*YOUR GOAL*. Copy the records below exactly, leaving out every picture.

*INPUT MATERIAL*.
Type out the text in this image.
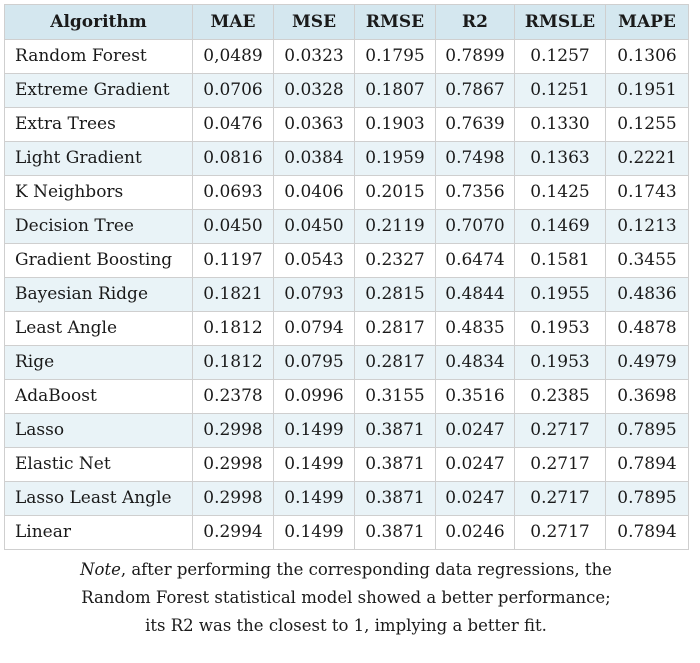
Algorithm	MAE	MSE	RMSE	R2	RMSLE	MAPE
Random Forest	0,0489	0.0323	0.1795	0.7899	0.1257	0.1306
Extreme Gradient	0.0706	0.0328	0.1807	0.7867	0.1251	0.1951
Extra Trees	0.0476	0.0363	0.1903	0.7639	0.1330	0.1255
Light Gradient	0.0816	0.0384	0.1959	0.7498	0.1363	0.2221
K Neighbors	0.0693	0.0406	0.2015	0.7356	0.1425	0.1743
Decision Tree	0.0450	0.0450	0.2119	0.7070	0.1469	0.1213
Gradient Boosting	0.1197	0.0543	0.2327	0.6474	0.1581	0.3455
Bayesian Ridge	0.1821	0.0793	0.2815	0.4844	0.1955	0.4836
Least Angle	0.1812	0.0794	0.2817	0.4835	0.1953	0.4878
Rige	0.1812	0.0795	0.2817	0.4834	0.1953	0.4979
AdaBoost	0.2378	0.0996	0.3155	0.3516	0.2385	0.3698
Lasso	0.2998	0.1499	0.3871	0.0247	0.2717	0.7895
Elastic Net	0.2998	0.1499	0.3871	0.0247	0.2717	0.7894
Lasso Least Angle	0.2998	0.1499	0.3871	0.0247	0.2717	0.7895
Linear	0.2994	0.1499	0.3871	0.0246	0.2717	0.7894
Note, after performing the corresponding data regressions, the
Random Forest statistical model showed a better performance;
its R2 was the closest to 1, implying a better fit.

*TASK RESULT*.
Type out the text in this image.
Algorithm	MAE	MSE	RMSE	R2	RMSLE	MAPE
Random Forest	0,0489	0.0323	0.1795	0.7899	0.1257	0.1306
Extreme Gradient	0.0706	0.0328	0.1807	0.7867	0.1251	0.1951
Extra Trees	0.0476	0.0363	0.1903	0.7639	0.1330	0.1255
Light Gradient	0.0816	0.0384	0.1959	0.7498	0.1363	0.2221
K Neighbors	0.0693	0.0406	0.2015	0.7356	0.1425	0.1743
Decision Tree	0.0450	0.0450	0.2119	0.7070	0.1469	0.1213
Gradient Boosting	0.1197	0.0543	0.2327	0.6474	0.1581	0.3455
Bayesian Ridge	0.1821	0.0793	0.2815	0.4844	0.1955	0.4836
Least Angle	0.1812	0.0794	0.2817	0.4835	0.1953	0.4878
Rige	0.1812	0.0795	0.2817	0.4834	0.1953	0.4979
AdaBoost	0.2378	0.0996	0.3155	0.3516	0.2385	0.3698
Lasso	0.2998	0.1499	0.3871	0.0247	0.2717	0.7895
Elastic Net	0.2998	0.1499	0.3871	0.0247	0.2717	0.7894
Lasso Least Angle	0.2998	0.1499	0.3871	0.0247	0.2717	0.7895
Linear	0.2994	0.1499	0.3871	0.0246	0.2717	0.7894
Note, after performing the corresponding data regressions, the
Random Forest statistical model showed a better performance;
its R2 was the closest to 1, implying a better fit.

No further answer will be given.